## Exercise objective
In the entries below, find every line holding the string "Standard" and collect it.

Dataset records:
::::::
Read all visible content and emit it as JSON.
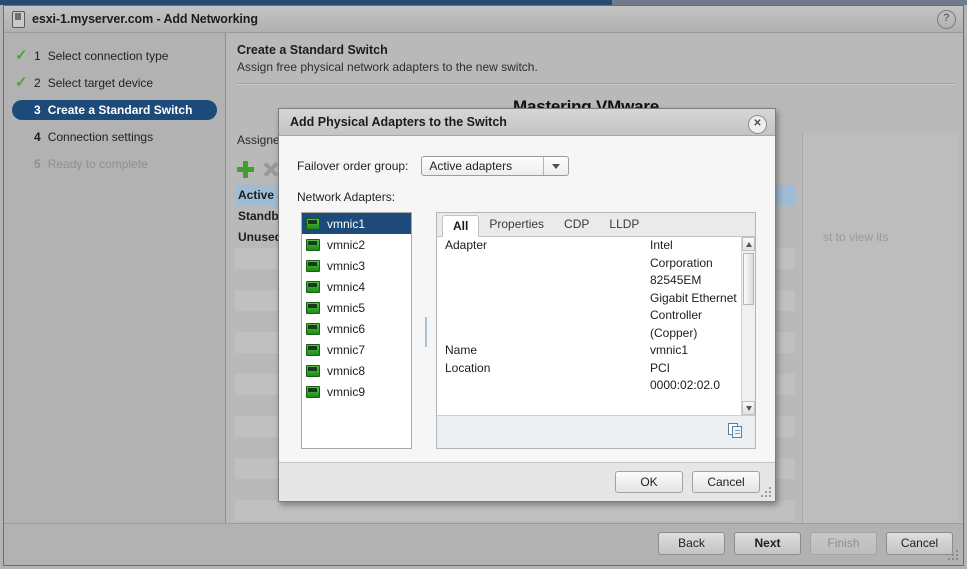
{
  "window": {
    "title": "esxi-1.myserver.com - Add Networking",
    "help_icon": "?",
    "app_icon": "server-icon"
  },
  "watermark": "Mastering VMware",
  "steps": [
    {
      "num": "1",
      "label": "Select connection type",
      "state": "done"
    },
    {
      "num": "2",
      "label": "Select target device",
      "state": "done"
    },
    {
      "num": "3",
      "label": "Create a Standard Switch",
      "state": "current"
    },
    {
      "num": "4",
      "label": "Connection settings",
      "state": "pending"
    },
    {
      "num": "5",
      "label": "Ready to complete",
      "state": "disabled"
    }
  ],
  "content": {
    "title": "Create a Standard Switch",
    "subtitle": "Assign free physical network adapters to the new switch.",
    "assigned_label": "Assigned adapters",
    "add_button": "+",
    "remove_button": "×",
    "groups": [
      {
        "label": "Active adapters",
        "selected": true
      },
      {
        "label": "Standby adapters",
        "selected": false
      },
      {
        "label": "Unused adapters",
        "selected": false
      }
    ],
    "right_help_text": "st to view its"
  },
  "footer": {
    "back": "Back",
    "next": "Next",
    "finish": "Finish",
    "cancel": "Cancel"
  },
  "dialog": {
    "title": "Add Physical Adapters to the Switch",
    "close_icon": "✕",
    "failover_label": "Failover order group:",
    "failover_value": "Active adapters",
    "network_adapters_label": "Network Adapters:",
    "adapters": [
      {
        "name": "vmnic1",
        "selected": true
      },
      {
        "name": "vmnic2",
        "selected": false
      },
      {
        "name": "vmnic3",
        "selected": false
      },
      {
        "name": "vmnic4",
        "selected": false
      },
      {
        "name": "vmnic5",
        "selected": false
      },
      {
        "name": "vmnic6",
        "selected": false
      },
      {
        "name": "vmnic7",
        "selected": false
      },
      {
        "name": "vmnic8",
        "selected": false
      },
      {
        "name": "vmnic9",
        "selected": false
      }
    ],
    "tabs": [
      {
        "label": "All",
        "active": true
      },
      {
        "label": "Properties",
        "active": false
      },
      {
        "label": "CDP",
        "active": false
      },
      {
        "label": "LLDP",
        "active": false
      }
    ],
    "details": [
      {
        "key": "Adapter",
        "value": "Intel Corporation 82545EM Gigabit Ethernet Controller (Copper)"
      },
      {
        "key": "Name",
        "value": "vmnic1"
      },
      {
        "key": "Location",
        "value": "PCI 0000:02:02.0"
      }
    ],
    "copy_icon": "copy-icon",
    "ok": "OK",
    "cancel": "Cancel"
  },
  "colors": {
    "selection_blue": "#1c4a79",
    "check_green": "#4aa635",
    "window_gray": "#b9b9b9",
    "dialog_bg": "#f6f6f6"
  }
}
::::::
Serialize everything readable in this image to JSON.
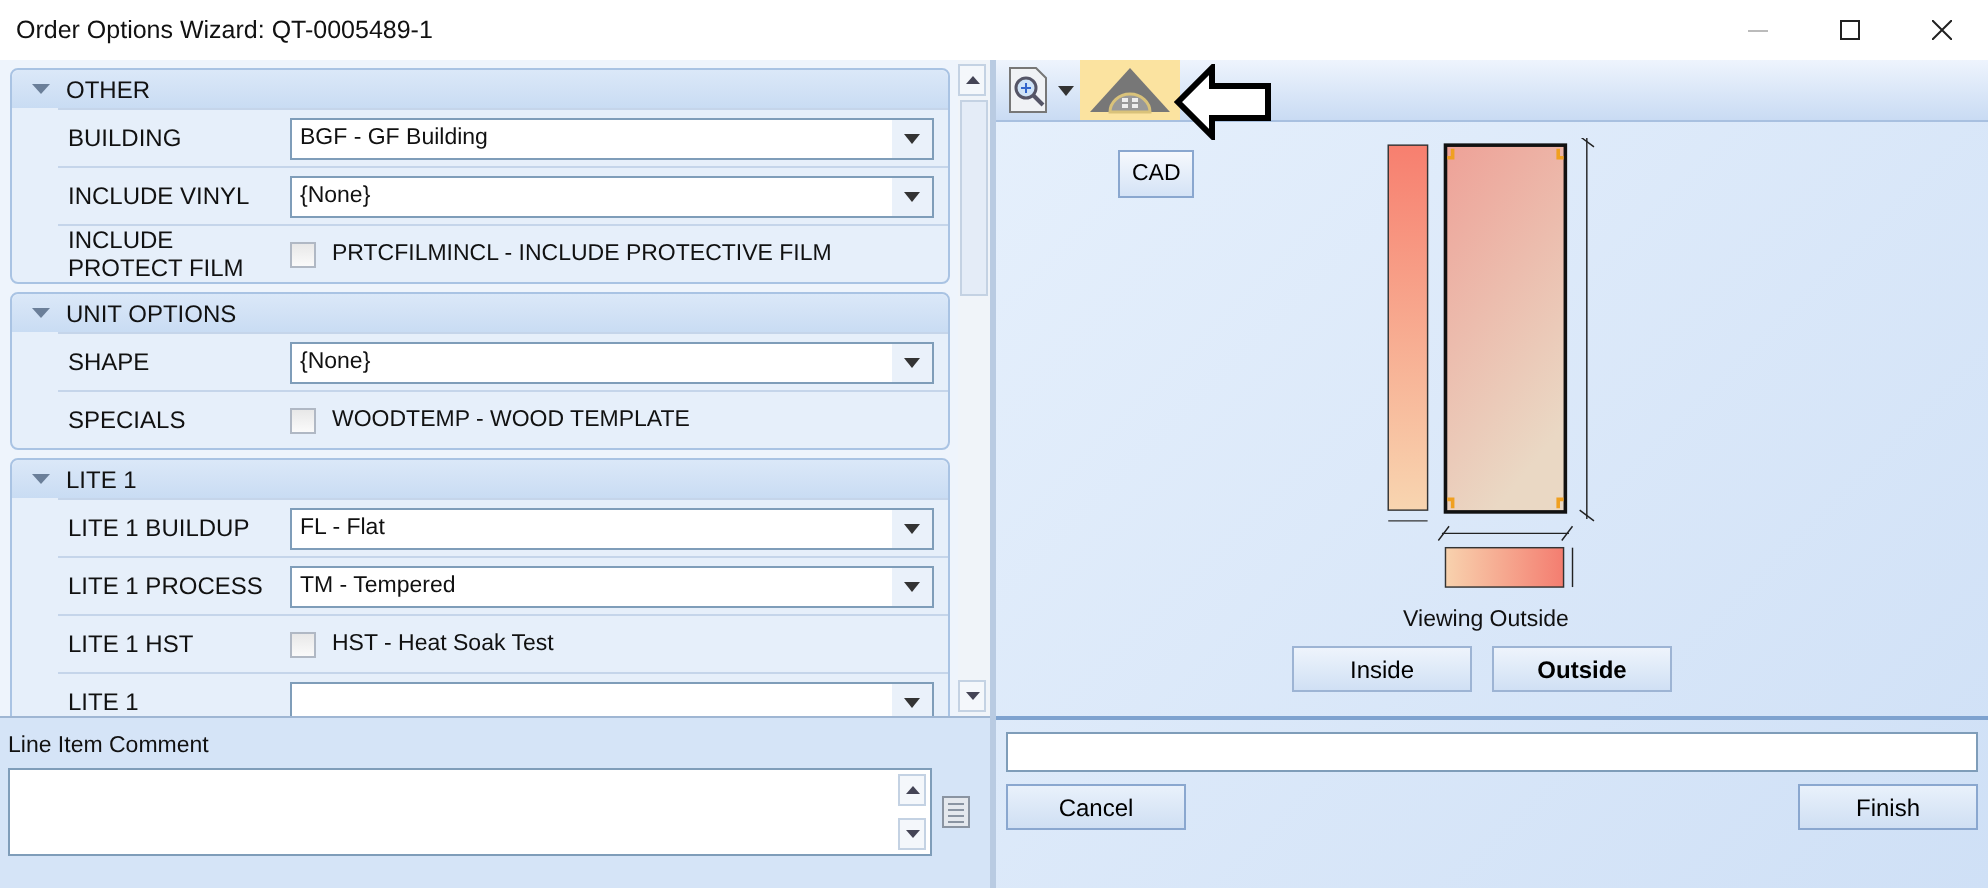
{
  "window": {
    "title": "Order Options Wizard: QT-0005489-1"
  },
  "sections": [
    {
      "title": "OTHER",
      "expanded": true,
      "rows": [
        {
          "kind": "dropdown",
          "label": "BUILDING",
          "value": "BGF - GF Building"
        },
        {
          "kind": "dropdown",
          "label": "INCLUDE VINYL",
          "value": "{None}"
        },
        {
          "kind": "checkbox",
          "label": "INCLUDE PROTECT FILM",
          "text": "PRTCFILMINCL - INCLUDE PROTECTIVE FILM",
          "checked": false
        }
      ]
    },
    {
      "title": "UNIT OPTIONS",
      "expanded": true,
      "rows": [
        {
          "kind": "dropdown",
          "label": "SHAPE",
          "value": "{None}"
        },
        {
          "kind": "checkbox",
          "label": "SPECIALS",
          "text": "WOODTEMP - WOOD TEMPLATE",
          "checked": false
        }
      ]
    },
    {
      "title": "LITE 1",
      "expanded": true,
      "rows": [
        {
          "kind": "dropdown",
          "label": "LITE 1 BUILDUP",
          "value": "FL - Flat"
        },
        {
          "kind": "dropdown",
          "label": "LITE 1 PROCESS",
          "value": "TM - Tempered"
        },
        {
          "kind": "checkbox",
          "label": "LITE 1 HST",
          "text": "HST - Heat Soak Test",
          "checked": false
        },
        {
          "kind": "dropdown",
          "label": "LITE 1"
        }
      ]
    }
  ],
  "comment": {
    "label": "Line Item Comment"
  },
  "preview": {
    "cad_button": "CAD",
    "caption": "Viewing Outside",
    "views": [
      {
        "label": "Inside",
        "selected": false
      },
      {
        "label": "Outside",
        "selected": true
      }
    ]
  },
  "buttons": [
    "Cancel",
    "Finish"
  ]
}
::::::
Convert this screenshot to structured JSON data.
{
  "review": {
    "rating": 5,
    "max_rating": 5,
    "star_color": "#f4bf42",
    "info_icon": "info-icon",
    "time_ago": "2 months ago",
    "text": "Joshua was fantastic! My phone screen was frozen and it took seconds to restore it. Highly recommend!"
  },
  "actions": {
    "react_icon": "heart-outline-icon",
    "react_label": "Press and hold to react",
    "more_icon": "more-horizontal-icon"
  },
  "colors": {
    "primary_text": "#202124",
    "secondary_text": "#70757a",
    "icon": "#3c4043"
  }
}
::::::
## Answer to the task
      "label": "Create a Standard Switch",
    "title": "Create a Standard Switch",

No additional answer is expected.